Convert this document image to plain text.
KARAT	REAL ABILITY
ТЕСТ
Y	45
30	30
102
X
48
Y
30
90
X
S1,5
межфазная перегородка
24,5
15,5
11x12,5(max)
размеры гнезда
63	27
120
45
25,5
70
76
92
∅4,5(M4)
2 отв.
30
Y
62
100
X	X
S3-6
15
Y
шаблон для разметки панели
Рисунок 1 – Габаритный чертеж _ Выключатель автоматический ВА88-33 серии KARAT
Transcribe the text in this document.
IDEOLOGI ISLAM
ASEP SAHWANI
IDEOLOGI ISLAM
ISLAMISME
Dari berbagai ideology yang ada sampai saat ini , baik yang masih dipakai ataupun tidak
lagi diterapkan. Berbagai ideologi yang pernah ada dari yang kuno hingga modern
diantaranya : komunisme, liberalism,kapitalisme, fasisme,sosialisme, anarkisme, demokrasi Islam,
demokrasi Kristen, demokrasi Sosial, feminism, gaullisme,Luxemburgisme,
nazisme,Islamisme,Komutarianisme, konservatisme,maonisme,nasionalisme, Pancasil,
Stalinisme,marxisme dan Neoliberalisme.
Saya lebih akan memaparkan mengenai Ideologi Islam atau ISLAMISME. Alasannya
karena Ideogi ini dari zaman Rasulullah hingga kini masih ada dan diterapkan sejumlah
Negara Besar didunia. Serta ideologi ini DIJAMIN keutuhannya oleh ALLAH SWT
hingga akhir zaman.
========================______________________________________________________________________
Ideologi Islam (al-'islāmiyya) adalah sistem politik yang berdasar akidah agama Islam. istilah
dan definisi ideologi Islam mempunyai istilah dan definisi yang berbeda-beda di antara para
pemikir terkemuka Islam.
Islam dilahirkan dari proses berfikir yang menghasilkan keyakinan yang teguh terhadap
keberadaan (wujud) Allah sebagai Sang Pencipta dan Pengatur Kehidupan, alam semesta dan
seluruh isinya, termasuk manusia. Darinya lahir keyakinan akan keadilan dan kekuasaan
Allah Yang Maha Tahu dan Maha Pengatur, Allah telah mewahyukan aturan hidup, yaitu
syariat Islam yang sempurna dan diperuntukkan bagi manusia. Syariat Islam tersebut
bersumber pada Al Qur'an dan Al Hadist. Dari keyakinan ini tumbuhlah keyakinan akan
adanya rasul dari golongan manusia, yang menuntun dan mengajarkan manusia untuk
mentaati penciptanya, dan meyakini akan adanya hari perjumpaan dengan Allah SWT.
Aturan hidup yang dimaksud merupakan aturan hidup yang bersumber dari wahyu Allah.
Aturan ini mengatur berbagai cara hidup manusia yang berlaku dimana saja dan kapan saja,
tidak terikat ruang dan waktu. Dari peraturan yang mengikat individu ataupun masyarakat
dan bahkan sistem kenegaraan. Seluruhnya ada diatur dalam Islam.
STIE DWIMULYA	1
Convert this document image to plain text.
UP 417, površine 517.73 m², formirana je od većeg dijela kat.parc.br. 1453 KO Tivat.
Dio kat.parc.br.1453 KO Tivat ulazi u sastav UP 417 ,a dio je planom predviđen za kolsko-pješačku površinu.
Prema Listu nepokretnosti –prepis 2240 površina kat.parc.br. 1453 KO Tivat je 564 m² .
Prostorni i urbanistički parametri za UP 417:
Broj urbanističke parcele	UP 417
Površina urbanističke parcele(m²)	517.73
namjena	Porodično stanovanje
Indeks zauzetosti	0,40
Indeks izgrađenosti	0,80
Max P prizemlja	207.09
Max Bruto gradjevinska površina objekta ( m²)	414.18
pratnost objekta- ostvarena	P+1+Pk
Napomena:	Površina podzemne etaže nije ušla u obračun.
####################
▶ Do this: In the entries above, locate every line with the word "bersumber" and copy it.

▶ Response for this exercise:
bersumber pada Al Qur'an dan Al Hadist. Dari keyakinan ini tumbuhlah keyakinan akan
Aturan hidup yang dimaksud merupakan aturan hidup yang bersumber dari wahyu Allah.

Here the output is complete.